Set task
Quote all of the data exactly as given. Skip every picture it contains.

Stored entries
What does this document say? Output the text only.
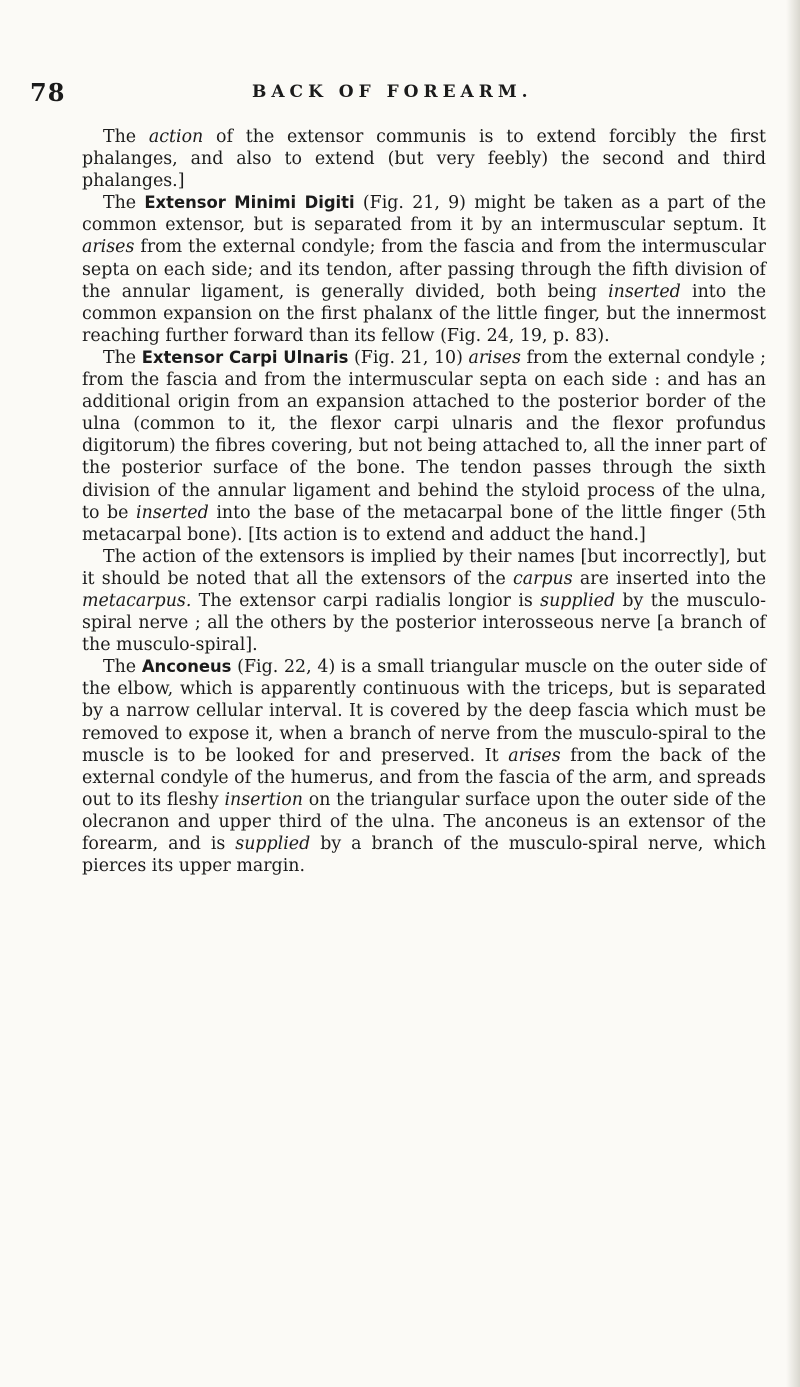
78	BACK OF FOREARM.

The action of the extensor communis is to extend forcibly the first phalanges, and also to extend (but very feebly) the second and third phalanges.]

The Extensor Minimi Digiti (Fig. 21, 9) might be taken as a part of the common extensor, but is separated from it by an intermuscular septum. It arises from the external condyle; from the fascia and from the intermuscular septa on each side; and its tendon, after passing through the fifth division of the annular ligament, is generally divided, both being inserted into the common expansion on the first phalanx of the little finger, but the innermost reaching further forward than its fellow (Fig. 24, 19, p. 83).

The Extensor Carpi Ulnaris (Fig. 21, 10) arises from the external condyle ; from the fascia and from the intermuscular septa on each side : and has an additional origin from an expansion attached to the posterior border of the ulna (common to it, the flexor carpi ulnaris and the flexor profundus digitorum) the fibres covering, but not being attached to, all the inner part of the posterior surface of the bone. The tendon passes through the sixth division of the annular ligament and behind the styloid process of the ulna, to be inserted into the base of the metacarpal bone of the little finger (5th metacarpal bone). [Its action is to extend and adduct the hand.]

The action of the extensors is implied by their names [but incorrectly], but it should be noted that all the extensors of the carpus are inserted into the metacarpus. The extensor carpi radialis longior is supplied by the musculo-spiral nerve ; all the others by the posterior interosseous nerve [a branch of the musculo-spiral].

The Anconeus (Fig. 22, 4) is a small triangular muscle on the outer side of the elbow, which is apparently continuous with the triceps, but is separated by a narrow cellular interval. It is covered by the deep fascia which must be removed to expose it, when a branch of nerve from the musculo-spiral to the muscle is to be looked for and preserved. It arises from the back of the external condyle of the humerus, and from the fascia of the arm, and spreads out to its fleshy insertion on the triangular surface upon the outer side of the olecranon and upper third of the ulna. The anconeus is an extensor of the forearm, and is supplied by a branch of the musculo-spiral nerve, which pierces its upper margin.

Finished task
What does this document say? Output the text only.
78	BACK OF FOREARM.

The action of the extensor communis is to extend forcibly the first phalanges, and also to extend (but very feebly) the second and third phalanges.]

The Extensor Minimi Digiti (Fig. 21, 9) might be taken as a part of the common extensor, but is separated from it by an intermuscular septum. It arises from the external condyle; from the fascia and from the intermuscular septa on each side; and its tendon, after passing through the fifth division of the annular ligament, is generally divided, both being inserted into the common expansion on the first phalanx of the little finger, but the innermost reaching further forward than its fellow (Fig. 24, 19, p. 83).

The Extensor Carpi Ulnaris (Fig. 21, 10) arises from the external condyle ; from the fascia and from the intermuscular septa on each side : and has an additional origin from an expansion attached to the posterior border of the ulna (common to it, the flexor carpi ulnaris and the flexor profundus digitorum) the fibres covering, but not being attached to, all the inner part of the posterior surface of the bone. The tendon passes through the sixth division of the annular ligament and behind the styloid process of the ulna, to be inserted into the base of the metacarpal bone of the little finger (5th metacarpal bone). [Its action is to extend and adduct the hand.]

The action of the extensors is implied by their names [but incorrectly], but it should be noted that all the extensors of the carpus are inserted into the metacarpus. The extensor carpi radialis longior is supplied by the musculo-spiral nerve ; all the others by the posterior interosseous nerve [a branch of the musculo-spiral].

The Anconeus (Fig. 22, 4) is a small triangular muscle on the outer side of the elbow, which is apparently continuous with the triceps, but is separated by a narrow cellular interval. It is covered by the deep fascia which must be removed to expose it, when a branch of nerve from the musculo-spiral to the muscle is to be looked for and preserved. It arises from the back of the external condyle of the humerus, and from the fascia of the arm, and spreads out to its fleshy insertion on the triangular surface upon the outer side of the olecranon and upper third of the ulna. The anconeus is an extensor of the forearm, and is supplied by a branch of the musculo-spiral nerve, which pierces its upper margin.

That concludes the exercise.